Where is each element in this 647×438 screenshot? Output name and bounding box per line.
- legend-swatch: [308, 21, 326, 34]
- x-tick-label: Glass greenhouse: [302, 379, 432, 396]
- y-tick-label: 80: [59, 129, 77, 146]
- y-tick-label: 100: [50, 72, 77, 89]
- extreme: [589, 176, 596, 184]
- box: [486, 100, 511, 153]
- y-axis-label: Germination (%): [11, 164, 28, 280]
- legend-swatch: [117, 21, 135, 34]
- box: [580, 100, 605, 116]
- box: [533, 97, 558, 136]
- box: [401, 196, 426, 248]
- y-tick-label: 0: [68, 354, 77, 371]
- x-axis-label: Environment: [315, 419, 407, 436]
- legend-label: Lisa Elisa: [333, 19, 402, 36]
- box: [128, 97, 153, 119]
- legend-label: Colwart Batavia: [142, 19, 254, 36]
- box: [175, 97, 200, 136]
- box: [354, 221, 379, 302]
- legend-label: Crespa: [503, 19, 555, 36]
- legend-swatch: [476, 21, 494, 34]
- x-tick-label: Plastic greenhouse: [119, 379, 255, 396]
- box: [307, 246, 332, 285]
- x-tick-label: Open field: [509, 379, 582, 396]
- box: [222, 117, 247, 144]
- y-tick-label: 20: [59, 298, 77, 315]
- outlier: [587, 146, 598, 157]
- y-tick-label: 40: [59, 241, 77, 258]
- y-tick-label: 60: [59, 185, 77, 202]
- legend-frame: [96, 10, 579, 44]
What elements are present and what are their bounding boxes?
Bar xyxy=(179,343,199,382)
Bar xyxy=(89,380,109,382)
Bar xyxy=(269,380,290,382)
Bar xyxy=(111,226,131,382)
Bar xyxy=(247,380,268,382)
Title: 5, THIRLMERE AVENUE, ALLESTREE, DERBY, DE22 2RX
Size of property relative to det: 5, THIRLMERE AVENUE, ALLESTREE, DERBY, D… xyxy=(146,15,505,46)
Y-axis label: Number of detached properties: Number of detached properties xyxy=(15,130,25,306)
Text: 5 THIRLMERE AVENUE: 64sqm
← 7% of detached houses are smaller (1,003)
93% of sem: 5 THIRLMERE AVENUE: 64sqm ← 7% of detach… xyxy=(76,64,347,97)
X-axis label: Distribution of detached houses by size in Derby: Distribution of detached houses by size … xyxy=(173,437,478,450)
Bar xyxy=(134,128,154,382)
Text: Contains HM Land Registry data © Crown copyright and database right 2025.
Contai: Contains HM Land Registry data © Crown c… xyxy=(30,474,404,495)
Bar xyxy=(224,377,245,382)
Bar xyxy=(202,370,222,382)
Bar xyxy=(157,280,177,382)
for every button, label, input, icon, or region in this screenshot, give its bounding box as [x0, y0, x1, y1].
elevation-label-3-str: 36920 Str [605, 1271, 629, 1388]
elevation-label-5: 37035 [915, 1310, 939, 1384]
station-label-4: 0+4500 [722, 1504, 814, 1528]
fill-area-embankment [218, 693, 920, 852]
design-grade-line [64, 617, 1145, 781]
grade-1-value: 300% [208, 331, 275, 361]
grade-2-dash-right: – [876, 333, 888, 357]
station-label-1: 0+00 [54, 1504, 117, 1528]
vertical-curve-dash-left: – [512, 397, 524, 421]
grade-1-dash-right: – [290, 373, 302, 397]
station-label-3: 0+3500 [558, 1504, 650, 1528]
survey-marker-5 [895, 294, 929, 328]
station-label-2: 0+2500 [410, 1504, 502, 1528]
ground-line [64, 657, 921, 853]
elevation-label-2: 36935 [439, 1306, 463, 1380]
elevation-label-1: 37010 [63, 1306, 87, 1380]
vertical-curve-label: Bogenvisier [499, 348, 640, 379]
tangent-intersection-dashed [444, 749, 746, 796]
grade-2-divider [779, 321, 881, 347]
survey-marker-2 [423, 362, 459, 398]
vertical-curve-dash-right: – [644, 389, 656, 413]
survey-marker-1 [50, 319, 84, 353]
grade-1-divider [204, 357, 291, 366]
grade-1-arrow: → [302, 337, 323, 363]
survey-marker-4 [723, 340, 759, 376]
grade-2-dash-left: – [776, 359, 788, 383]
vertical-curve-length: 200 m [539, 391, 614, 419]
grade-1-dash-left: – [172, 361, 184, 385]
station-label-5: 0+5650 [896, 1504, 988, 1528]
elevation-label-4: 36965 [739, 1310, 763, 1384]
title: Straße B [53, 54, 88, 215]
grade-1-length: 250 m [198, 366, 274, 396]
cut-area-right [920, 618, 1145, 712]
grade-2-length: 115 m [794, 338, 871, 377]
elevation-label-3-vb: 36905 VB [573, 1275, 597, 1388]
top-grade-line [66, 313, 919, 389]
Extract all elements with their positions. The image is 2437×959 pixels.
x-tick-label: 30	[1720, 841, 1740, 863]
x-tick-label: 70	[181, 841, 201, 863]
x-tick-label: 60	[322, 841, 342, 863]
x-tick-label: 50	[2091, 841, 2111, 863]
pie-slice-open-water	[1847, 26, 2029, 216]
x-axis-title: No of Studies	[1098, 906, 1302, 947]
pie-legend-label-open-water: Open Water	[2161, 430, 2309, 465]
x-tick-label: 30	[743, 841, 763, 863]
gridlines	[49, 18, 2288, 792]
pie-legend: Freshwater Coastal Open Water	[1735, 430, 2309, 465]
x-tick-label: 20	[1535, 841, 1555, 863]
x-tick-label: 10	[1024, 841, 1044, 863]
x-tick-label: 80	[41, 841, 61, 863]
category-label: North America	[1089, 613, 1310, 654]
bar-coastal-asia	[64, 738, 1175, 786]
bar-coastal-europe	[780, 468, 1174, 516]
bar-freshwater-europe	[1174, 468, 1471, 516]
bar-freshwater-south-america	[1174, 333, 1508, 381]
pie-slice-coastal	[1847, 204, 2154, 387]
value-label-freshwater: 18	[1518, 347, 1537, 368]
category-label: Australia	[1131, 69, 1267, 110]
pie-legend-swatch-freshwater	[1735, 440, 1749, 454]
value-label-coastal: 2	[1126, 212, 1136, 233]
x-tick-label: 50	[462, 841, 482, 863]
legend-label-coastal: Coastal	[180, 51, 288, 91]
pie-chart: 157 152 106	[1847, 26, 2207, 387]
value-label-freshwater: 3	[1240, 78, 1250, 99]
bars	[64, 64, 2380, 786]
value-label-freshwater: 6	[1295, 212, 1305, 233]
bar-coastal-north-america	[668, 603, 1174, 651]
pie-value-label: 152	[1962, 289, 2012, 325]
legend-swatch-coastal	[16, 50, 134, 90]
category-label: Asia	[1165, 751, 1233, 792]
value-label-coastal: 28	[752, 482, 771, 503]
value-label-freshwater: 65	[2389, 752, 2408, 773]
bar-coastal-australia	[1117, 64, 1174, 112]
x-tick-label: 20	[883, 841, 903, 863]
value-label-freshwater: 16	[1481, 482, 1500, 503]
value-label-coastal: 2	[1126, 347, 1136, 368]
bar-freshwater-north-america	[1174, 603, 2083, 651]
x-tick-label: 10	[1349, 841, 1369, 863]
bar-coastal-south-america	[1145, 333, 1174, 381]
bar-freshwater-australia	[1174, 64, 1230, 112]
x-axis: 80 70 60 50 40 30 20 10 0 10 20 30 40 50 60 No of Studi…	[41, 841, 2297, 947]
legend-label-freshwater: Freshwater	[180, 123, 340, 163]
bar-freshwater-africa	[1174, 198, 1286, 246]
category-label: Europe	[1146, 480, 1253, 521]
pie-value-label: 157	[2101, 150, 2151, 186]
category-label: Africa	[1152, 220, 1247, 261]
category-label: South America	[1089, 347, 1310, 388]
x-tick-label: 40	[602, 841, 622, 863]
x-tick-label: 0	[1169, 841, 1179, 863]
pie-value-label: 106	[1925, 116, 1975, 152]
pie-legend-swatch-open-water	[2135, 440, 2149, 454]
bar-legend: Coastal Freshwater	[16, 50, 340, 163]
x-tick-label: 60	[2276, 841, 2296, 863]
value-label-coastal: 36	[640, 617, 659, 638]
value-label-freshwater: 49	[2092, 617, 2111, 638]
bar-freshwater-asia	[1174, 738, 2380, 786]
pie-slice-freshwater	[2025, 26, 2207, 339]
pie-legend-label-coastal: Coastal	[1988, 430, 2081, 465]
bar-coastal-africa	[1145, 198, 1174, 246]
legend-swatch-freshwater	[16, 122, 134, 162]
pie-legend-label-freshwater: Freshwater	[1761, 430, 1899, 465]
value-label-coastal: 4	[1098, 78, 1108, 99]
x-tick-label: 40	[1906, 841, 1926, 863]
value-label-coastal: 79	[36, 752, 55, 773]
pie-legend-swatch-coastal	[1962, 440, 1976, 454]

**What to work on:**
Could you reproduce the listing word for word, from its first line through the line containing "Contai: Contains HM"?

**Solution below:**
Where is each element in this 647×438 screenshot? Output name and bounding box per line.
- legend-swatch: [308, 21, 326, 34]
- x-tick-label: Glass greenhouse: [302, 379, 432, 396]
- y-tick-label: 80: [59, 129, 77, 146]
- y-tick-label: 100: [50, 72, 77, 89]
- extreme: [589, 176, 596, 184]
- box: [486, 100, 511, 153]
- y-axis-label: Germination (%): [11, 164, 28, 280]
- legend-swatch: [117, 21, 135, 34]
- box: [580, 100, 605, 116]
- box: [533, 97, 558, 136]
- box: [401, 196, 426, 248]
- y-tick-label: 0: [68, 354, 77, 371]
- x-axis-label: Environment: [315, 419, 407, 436]
- legend-label: Lisa Elisa: [333, 19, 402, 36]
- box: [128, 97, 153, 119]
- legend-label: Colwart Batavia: [142, 19, 254, 36]
- box: [175, 97, 200, 136]
- box: [354, 221, 379, 302]
- legend-label: Crespa: [503, 19, 555, 36]
- legend-swatch: [476, 21, 494, 34]
- x-tick-label: Plastic greenhouse: [119, 379, 255, 396]
- box: [307, 246, 332, 285]
- x-tick-label: Open field: [509, 379, 582, 396]
- box: [222, 117, 247, 144]
- y-tick-label: 20: [59, 298, 77, 315]
- outlier: [587, 146, 598, 157]
- y-tick-label: 40: [59, 241, 77, 258]
- y-tick-label: 60: [59, 185, 77, 202]
- legend-frame: [96, 10, 579, 44]
What elements are present and what are their bounding boxes?
Bar xyxy=(179,343,199,382)
Bar xyxy=(89,380,109,382)
Bar xyxy=(269,380,290,382)
Bar xyxy=(111,226,131,382)
Bar xyxy=(247,380,268,382)
Title: 5, THIRLMERE AVENUE, ALLESTREE, DERBY, DE22 2RX
Size of property relative to det: 5, THIRLMERE AVENUE, ALLESTREE, DERBY, D… xyxy=(146,15,505,46)
Y-axis label: Number of detached properties: Number of detached properties xyxy=(15,130,25,306)
Text: 5 THIRLMERE AVENUE: 64sqm
← 7% of detached houses are smaller (1,003)
93% of sem: 5 THIRLMERE AVENUE: 64sqm ← 7% of detach… xyxy=(76,64,347,97)
X-axis label: Distribution of detached houses by size in Derby: Distribution of detached houses by size … xyxy=(173,437,478,450)
Bar xyxy=(134,128,154,382)
Text: Contains HM Land Registry data © Crown copyright and database right 2025.
Contai: Contains HM Land Registry data © Crown c… xyxy=(30,474,404,495)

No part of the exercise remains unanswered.